■ THE PROBLEM:
Copy out lines with the word "caption" from the material that follows.
** start of ENTRIES SHOWN **
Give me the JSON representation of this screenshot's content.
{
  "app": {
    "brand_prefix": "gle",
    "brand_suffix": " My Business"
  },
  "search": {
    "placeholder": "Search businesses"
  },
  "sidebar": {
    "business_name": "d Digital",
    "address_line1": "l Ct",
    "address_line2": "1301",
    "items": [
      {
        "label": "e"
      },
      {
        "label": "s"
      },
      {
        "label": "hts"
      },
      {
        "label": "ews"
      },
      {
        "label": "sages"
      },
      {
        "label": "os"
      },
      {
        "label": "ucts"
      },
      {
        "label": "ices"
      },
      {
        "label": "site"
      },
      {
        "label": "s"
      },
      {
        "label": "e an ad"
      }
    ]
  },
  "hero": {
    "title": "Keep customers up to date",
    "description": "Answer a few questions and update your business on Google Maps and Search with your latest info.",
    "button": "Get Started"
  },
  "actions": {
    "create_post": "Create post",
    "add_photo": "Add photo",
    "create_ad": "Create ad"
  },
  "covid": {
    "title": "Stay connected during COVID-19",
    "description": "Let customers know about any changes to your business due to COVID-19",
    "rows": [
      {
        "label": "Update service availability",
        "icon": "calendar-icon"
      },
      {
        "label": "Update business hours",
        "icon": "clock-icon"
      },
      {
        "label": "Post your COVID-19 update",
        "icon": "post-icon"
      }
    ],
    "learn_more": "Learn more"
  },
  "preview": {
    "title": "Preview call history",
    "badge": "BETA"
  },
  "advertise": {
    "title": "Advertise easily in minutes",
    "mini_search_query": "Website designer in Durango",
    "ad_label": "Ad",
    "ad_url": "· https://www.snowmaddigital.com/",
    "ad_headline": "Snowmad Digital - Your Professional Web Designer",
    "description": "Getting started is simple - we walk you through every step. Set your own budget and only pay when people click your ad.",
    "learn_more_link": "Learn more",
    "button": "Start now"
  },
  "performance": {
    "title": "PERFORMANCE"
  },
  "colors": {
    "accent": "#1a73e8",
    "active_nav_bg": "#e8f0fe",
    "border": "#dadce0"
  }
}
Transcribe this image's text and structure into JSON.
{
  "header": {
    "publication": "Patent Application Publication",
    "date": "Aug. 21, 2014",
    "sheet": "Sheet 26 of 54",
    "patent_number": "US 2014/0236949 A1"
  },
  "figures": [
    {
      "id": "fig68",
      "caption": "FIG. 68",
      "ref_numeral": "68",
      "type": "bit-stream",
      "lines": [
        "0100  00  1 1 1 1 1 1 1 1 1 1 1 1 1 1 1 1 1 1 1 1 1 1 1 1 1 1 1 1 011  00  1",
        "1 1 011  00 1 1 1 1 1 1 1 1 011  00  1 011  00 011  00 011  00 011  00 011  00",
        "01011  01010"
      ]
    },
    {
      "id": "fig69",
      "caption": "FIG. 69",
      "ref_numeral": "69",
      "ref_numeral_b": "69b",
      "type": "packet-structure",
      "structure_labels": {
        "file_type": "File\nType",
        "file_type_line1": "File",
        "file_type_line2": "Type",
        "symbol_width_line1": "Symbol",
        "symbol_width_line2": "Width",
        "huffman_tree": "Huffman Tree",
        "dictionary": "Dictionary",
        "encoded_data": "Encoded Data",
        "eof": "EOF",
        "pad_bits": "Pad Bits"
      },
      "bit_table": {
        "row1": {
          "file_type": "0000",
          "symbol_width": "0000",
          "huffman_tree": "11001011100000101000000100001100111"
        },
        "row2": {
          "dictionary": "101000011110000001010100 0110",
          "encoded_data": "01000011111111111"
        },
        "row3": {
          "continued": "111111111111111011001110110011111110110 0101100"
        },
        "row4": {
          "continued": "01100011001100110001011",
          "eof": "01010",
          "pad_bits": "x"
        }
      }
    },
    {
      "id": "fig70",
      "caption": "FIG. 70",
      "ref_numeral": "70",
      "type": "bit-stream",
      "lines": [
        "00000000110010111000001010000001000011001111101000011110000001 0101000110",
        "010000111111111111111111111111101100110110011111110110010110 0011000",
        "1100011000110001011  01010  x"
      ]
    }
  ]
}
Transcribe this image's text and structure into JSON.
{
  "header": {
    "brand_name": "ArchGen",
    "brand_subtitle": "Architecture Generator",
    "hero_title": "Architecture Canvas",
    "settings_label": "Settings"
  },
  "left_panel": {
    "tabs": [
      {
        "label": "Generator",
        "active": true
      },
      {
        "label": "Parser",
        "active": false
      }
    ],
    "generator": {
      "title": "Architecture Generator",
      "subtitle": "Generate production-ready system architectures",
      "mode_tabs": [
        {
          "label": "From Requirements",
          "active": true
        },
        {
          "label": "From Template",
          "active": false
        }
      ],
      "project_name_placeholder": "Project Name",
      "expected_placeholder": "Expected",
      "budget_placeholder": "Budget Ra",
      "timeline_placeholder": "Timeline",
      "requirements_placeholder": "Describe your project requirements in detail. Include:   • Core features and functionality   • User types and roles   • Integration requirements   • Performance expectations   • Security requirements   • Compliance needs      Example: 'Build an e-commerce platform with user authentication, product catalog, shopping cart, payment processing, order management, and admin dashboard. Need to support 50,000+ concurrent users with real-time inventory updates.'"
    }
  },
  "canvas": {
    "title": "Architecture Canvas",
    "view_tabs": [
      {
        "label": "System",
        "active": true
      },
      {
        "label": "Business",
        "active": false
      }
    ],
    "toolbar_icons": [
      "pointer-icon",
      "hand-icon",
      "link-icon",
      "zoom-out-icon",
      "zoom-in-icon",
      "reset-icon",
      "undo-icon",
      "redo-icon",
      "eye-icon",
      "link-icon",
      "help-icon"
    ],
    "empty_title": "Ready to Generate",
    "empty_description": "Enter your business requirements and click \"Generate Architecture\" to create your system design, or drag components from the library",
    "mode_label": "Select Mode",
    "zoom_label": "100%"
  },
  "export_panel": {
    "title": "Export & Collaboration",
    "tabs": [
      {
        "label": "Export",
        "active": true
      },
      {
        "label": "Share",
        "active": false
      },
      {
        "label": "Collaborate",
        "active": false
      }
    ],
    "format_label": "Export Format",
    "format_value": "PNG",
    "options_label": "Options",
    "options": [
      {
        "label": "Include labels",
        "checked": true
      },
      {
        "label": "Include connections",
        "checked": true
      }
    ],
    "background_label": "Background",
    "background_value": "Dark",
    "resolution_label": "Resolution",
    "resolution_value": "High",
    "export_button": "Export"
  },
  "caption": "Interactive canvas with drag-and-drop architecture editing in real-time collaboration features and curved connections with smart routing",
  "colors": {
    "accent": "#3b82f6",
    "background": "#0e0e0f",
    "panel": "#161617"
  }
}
** end of ENTRIES SHOWN **
■ TASK ANSWER:
      "caption": "FIG. 68",
      "caption": "FIG. 69",
      "caption": "FIG. 70",
  "caption": "Interactive canvas with drag-and-drop architecture editing in real-time collaboration features and curved connections with smart routing",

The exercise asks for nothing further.